» Stored rows
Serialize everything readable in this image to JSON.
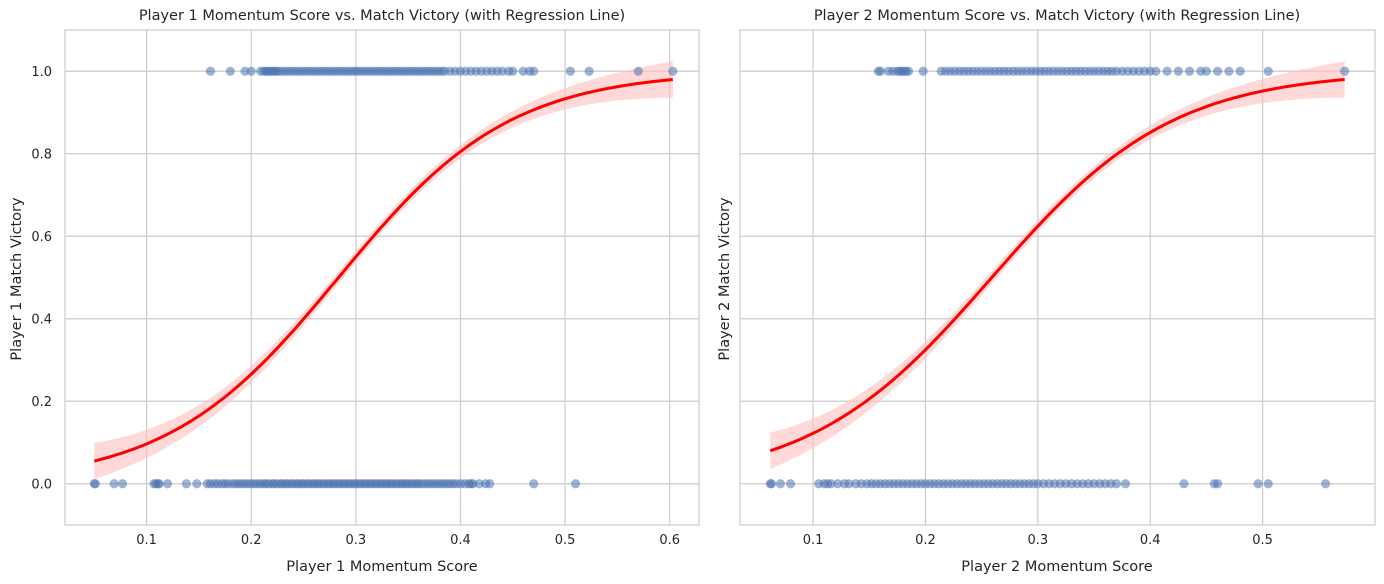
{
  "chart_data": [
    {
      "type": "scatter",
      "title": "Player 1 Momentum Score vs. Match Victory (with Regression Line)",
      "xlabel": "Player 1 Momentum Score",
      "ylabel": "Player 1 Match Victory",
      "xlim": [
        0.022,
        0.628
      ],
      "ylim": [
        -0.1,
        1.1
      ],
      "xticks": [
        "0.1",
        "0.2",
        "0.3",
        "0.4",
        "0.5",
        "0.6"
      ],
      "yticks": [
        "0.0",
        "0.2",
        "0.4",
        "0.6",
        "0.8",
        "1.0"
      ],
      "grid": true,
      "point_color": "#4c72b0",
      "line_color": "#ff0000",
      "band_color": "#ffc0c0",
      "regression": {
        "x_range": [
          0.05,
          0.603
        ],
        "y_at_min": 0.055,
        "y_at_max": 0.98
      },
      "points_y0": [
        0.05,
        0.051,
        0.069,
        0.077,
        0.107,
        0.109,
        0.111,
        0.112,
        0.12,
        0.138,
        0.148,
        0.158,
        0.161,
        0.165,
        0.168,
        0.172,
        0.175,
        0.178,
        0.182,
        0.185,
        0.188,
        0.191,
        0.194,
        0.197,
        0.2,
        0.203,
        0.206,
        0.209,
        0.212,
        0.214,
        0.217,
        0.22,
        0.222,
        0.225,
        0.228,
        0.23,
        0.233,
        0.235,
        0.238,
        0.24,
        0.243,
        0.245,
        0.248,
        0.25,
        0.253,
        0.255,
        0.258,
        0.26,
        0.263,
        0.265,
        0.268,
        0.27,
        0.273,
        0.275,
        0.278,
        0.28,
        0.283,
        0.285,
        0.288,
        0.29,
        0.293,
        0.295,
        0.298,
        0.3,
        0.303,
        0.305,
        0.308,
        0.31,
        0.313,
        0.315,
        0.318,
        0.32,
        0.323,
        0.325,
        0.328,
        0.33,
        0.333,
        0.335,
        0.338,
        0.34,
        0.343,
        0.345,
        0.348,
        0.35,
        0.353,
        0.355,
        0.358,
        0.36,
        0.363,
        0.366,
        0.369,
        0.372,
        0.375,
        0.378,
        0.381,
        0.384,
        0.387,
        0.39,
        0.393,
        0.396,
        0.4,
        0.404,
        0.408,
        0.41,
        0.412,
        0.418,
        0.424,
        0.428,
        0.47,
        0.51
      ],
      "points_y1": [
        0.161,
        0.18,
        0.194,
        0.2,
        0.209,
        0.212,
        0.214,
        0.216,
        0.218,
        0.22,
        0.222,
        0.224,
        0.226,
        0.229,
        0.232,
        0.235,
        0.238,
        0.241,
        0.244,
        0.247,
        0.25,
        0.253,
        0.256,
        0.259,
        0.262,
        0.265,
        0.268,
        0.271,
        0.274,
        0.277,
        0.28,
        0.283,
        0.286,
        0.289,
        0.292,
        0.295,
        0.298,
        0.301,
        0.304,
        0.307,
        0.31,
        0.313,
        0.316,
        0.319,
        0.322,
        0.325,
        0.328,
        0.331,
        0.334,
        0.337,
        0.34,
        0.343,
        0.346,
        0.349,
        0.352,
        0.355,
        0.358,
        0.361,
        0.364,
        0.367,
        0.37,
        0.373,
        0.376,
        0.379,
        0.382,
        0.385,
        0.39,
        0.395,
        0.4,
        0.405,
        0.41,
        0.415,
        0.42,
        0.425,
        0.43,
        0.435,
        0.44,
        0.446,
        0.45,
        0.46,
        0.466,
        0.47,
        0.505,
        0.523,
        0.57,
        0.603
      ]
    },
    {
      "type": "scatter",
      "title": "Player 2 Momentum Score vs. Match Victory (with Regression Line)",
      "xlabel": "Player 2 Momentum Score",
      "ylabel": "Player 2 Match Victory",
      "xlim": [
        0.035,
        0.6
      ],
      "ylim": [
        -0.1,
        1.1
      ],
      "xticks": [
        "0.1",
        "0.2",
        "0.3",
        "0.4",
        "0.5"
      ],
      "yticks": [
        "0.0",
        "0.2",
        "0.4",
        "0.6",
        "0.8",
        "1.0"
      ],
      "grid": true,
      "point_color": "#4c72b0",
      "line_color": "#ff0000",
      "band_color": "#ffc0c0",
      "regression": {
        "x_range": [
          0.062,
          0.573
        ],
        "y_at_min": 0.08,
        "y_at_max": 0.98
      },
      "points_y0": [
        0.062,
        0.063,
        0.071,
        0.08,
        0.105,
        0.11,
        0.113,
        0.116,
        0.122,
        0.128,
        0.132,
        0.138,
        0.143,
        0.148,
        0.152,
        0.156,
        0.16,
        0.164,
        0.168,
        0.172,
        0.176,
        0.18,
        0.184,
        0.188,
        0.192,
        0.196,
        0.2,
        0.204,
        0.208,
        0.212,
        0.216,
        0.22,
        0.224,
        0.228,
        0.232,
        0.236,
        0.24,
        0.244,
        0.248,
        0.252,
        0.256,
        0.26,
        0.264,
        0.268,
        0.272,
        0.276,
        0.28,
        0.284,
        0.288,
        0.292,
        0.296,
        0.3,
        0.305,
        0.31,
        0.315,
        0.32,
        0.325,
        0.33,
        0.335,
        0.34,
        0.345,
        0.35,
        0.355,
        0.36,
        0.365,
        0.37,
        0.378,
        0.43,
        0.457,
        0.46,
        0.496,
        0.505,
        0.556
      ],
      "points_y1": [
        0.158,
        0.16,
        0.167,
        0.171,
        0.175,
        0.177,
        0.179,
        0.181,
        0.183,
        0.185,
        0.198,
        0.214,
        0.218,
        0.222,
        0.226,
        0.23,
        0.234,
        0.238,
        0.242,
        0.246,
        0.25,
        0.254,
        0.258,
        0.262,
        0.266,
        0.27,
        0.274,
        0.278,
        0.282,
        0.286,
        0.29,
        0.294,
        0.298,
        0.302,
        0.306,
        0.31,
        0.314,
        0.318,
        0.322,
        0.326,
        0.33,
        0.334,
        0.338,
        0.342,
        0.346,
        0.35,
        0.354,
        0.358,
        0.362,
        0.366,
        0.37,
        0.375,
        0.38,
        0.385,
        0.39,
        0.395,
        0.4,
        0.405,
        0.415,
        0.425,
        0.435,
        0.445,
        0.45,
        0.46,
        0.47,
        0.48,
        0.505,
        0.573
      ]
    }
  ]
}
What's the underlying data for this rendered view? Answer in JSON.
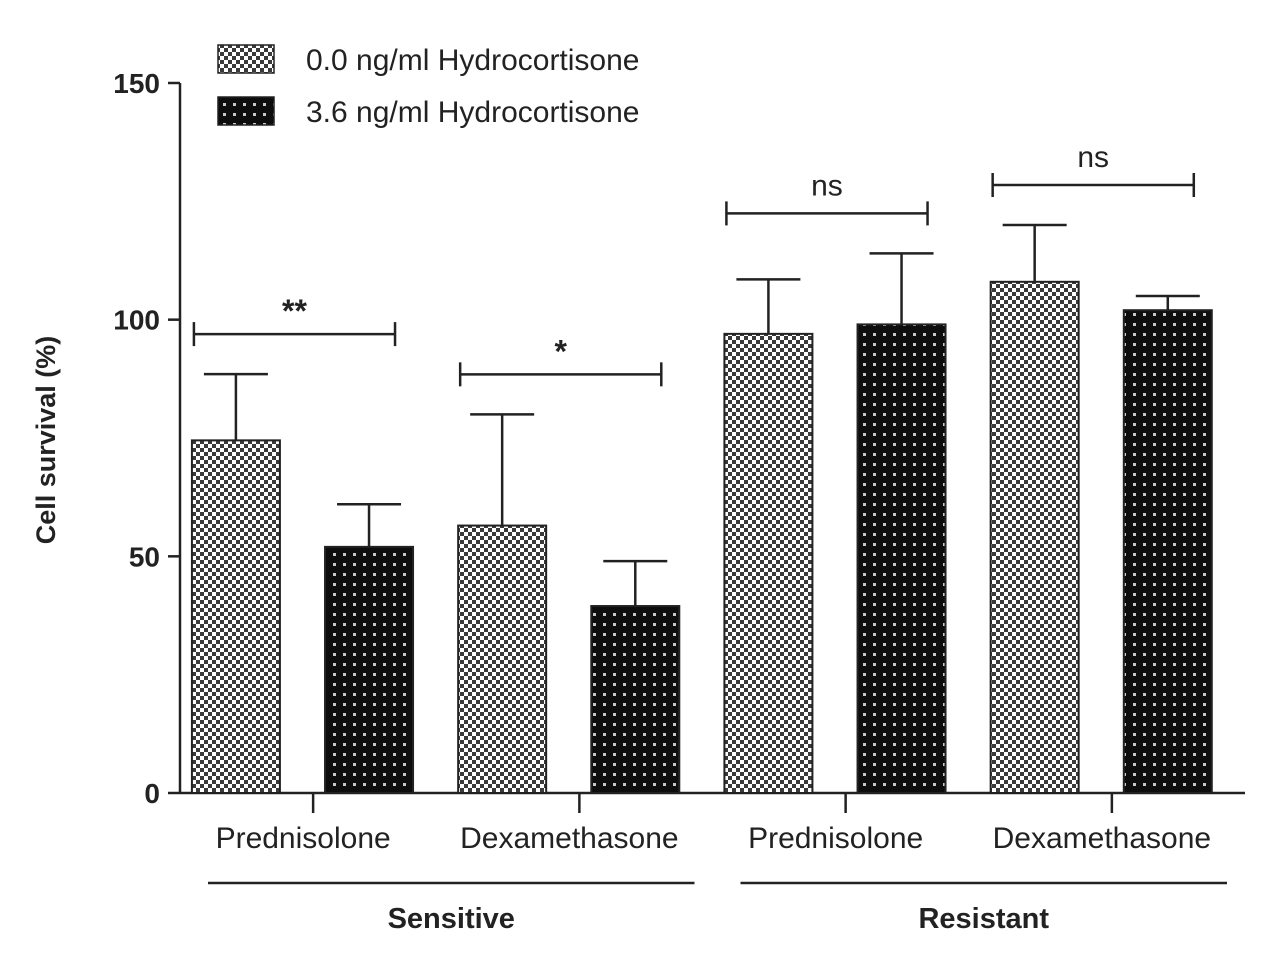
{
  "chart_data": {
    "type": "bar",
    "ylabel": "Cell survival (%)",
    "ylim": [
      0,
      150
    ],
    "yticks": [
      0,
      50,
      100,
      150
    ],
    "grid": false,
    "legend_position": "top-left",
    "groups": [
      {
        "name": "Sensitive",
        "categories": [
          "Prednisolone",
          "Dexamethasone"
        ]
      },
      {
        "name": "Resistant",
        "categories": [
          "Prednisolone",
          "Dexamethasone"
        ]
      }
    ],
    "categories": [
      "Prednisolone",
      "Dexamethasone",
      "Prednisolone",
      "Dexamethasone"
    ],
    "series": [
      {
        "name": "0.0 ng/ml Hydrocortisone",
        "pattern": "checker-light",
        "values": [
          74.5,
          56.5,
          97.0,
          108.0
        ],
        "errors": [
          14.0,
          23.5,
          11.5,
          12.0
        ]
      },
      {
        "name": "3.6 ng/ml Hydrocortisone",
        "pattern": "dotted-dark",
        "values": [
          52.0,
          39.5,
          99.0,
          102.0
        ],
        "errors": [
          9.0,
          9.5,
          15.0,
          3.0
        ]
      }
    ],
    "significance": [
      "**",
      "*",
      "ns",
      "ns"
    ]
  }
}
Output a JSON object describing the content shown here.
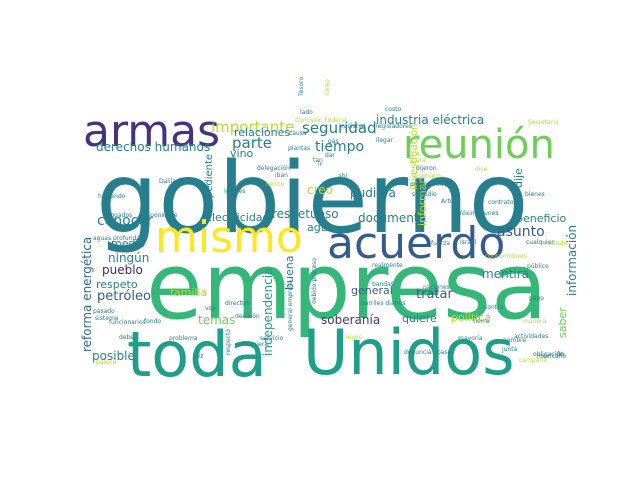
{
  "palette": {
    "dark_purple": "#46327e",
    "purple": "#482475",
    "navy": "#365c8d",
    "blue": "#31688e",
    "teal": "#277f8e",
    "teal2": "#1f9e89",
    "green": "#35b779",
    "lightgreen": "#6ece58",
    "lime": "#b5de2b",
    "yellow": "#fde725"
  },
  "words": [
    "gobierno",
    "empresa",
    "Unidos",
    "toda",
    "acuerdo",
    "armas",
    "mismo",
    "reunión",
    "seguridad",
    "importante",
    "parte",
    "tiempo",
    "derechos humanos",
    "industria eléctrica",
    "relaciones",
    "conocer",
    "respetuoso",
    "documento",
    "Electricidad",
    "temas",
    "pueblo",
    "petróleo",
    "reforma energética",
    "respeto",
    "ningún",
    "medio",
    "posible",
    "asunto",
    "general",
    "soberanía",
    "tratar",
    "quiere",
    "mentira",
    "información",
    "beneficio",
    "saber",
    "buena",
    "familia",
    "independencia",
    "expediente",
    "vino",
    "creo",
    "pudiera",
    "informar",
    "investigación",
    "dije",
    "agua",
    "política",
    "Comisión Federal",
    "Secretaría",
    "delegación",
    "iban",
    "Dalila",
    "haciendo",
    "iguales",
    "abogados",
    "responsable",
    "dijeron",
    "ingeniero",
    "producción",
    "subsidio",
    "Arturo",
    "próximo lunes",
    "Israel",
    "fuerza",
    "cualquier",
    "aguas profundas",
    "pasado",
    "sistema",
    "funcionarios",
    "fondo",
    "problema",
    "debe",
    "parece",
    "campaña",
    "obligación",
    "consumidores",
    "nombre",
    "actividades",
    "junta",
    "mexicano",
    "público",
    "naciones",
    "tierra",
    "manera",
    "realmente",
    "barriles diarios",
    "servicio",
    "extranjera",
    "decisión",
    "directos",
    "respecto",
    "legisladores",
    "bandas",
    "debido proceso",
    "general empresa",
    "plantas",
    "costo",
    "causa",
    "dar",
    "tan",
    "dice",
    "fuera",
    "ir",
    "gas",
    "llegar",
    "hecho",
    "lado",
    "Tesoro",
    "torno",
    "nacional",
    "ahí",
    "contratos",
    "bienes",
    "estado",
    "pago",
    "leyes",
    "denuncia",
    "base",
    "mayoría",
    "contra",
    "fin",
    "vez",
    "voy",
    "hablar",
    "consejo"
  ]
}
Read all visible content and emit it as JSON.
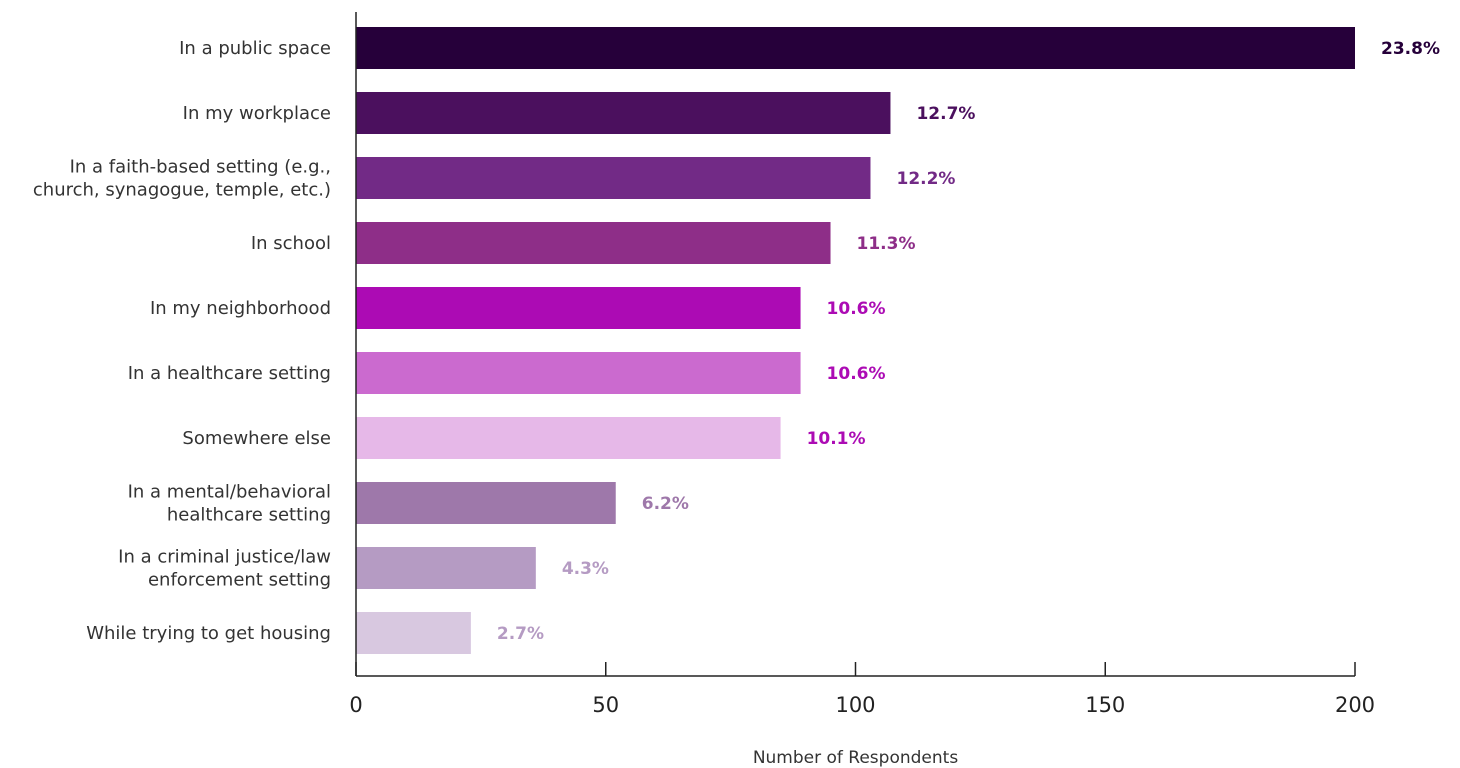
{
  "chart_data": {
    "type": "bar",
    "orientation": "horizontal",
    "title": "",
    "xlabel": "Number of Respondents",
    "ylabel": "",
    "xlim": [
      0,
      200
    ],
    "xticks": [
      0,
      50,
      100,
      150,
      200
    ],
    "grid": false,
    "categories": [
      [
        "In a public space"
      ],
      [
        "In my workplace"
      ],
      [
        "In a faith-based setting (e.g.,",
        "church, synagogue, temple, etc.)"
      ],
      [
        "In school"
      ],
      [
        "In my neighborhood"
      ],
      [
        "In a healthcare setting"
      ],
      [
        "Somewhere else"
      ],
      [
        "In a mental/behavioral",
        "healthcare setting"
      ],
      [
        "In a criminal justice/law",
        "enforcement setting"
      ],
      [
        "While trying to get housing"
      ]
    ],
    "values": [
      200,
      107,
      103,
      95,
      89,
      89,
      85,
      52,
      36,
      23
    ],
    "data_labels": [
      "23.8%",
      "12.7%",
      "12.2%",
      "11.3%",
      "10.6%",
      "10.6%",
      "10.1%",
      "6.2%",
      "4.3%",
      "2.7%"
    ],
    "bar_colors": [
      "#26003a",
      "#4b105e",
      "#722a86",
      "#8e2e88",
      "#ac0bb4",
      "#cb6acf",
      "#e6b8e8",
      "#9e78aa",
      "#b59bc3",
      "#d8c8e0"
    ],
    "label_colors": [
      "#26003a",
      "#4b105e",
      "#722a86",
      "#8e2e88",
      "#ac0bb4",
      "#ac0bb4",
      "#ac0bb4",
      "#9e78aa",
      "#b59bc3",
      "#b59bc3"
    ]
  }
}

» Written task
Copy each line of the listing that contains the string "with".

» Answer to the problem
      "title": "Player 1 Momentum Score vs. Match Victory (with Regression Line)",
      "title": "Player 2 Momentum Score vs. Match Victory (with Regression Line)",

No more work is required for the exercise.